Items listed in a dataset
++++++++++

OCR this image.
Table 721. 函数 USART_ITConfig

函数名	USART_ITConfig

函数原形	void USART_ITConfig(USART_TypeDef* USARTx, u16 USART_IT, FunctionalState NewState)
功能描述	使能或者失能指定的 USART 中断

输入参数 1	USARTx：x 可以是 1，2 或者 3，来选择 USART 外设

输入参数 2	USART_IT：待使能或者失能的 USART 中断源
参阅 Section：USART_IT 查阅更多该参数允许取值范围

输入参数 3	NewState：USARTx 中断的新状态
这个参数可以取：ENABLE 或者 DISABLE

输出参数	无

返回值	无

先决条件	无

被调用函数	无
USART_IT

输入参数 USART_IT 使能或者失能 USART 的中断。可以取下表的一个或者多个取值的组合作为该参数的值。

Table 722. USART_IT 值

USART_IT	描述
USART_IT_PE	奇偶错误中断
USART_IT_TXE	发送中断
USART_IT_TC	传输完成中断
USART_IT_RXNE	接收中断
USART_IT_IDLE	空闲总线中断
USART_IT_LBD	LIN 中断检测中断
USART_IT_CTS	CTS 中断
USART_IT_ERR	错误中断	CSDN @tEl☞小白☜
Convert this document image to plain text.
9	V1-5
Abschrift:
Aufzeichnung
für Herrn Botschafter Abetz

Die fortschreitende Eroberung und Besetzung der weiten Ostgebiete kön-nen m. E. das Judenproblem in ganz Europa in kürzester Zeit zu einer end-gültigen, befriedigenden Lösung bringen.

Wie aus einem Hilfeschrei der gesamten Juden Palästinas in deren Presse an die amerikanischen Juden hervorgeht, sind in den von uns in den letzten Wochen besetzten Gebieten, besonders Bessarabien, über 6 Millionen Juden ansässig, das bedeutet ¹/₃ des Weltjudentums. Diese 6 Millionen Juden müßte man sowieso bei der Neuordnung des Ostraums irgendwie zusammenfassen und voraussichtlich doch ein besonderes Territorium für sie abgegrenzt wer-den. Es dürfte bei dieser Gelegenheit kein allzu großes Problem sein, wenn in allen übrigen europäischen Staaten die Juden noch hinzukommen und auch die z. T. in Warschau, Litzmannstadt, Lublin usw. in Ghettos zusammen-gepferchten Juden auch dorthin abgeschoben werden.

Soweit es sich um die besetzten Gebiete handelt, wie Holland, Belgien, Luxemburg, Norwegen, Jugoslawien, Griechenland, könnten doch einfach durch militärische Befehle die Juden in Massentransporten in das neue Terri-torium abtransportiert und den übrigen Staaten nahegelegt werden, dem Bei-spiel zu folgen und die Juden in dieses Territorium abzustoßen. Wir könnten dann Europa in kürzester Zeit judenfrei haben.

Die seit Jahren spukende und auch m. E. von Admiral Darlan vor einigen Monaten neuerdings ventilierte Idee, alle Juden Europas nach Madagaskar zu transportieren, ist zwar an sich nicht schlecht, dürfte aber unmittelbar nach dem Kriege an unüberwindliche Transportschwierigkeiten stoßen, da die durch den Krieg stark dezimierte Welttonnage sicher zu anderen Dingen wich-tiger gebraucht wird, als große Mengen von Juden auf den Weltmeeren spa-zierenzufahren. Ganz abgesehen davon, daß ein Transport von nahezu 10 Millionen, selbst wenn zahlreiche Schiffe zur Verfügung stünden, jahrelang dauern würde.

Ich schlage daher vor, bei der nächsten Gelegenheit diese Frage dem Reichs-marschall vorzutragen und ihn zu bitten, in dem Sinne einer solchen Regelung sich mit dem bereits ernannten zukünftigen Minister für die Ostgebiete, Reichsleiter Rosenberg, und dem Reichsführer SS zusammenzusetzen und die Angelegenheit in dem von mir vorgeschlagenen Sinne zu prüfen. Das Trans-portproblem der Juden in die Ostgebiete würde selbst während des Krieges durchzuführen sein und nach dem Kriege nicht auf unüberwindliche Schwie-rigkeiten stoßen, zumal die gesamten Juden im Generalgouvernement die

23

++++++++++

• To do
Your task is to give the records above again, exactly.

• Answer to this exercise
OCR this image.
Table 721. 函数 USART_ITConfig

函数名	USART_ITConfig

函数原形	void USART_ITConfig(USART_TypeDef* USARTx, u16 USART_IT, FunctionalState NewState)
功能描述	使能或者失能指定的 USART 中断

输入参数 1	USARTx：x 可以是 1，2 或者 3，来选择 USART 外设

输入参数 2	USART_IT：待使能或者失能的 USART 中断源
参阅 Section：USART_IT 查阅更多该参数允许取值范围

输入参数 3	NewState：USARTx 中断的新状态
这个参数可以取：ENABLE 或者 DISABLE

输出参数	无

返回值	无

先决条件	无

被调用函数	无
USART_IT

输入参数 USART_IT 使能或者失能 USART 的中断。可以取下表的一个或者多个取值的组合作为该参数的值。

Table 722. USART_IT 值

USART_IT	描述
USART_IT_PE	奇偶错误中断
USART_IT_TXE	发送中断
USART_IT_TC	传输完成中断
USART_IT_RXNE	接收中断
USART_IT_IDLE	空闲总线中断
USART_IT_LBD	LIN 中断检测中断
USART_IT_CTS	CTS 中断
USART_IT_ERR	错误中断	CSDN @tEl☞小白☜
Convert this document image to plain text.
9	V1-5
Abschrift:
Aufzeichnung
für Herrn Botschafter Abetz

Die fortschreitende Eroberung und Besetzung der weiten Ostgebiete kön-nen m. E. das Judenproblem in ganz Europa in kürzester Zeit zu einer end-gültigen, befriedigenden Lösung bringen.

Wie aus einem Hilfeschrei der gesamten Juden Palästinas in deren Presse an die amerikanischen Juden hervorgeht, sind in den von uns in den letzten Wochen besetzten Gebieten, besonders Bessarabien, über 6 Millionen Juden ansässig, das bedeutet ¹/₃ des Weltjudentums. Diese 6 Millionen Juden müßte man sowieso bei der Neuordnung des Ostraums irgendwie zusammenfassen und voraussichtlich doch ein besonderes Territorium für sie abgegrenzt wer-den. Es dürfte bei dieser Gelegenheit kein allzu großes Problem sein, wenn in allen übrigen europäischen Staaten die Juden noch hinzukommen und auch die z. T. in Warschau, Litzmannstadt, Lublin usw. in Ghettos zusammen-gepferchten Juden auch dorthin abgeschoben werden.

Soweit es sich um die besetzten Gebiete handelt, wie Holland, Belgien, Luxemburg, Norwegen, Jugoslawien, Griechenland, könnten doch einfach durch militärische Befehle die Juden in Massentransporten in das neue Terri-torium abtransportiert und den übrigen Staaten nahegelegt werden, dem Bei-spiel zu folgen und die Juden in dieses Territorium abzustoßen. Wir könnten dann Europa in kürzester Zeit judenfrei haben.

Die seit Jahren spukende und auch m. E. von Admiral Darlan vor einigen Monaten neuerdings ventilierte Idee, alle Juden Europas nach Madagaskar zu transportieren, ist zwar an sich nicht schlecht, dürfte aber unmittelbar nach dem Kriege an unüberwindliche Transportschwierigkeiten stoßen, da die durch den Krieg stark dezimierte Welttonnage sicher zu anderen Dingen wich-tiger gebraucht wird, als große Mengen von Juden auf den Weltmeeren spa-zierenzufahren. Ganz abgesehen davon, daß ein Transport von nahezu 10 Millionen, selbst wenn zahlreiche Schiffe zur Verfügung stünden, jahrelang dauern würde.

Ich schlage daher vor, bei der nächsten Gelegenheit diese Frage dem Reichs-marschall vorzutragen und ihn zu bitten, in dem Sinne einer solchen Regelung sich mit dem bereits ernannten zukünftigen Minister für die Ostgebiete, Reichsleiter Rosenberg, und dem Reichsführer SS zusammenzusetzen und die Angelegenheit in dem von mir vorgeschlagenen Sinne zu prüfen. Das Trans-portproblem der Juden in die Ostgebiete würde selbst während des Krieges durchzuführen sein und nach dem Kriege nicht auf unüberwindliche Schwie-rigkeiten stoßen, zumal die gesamten Juden im Generalgouvernement die

23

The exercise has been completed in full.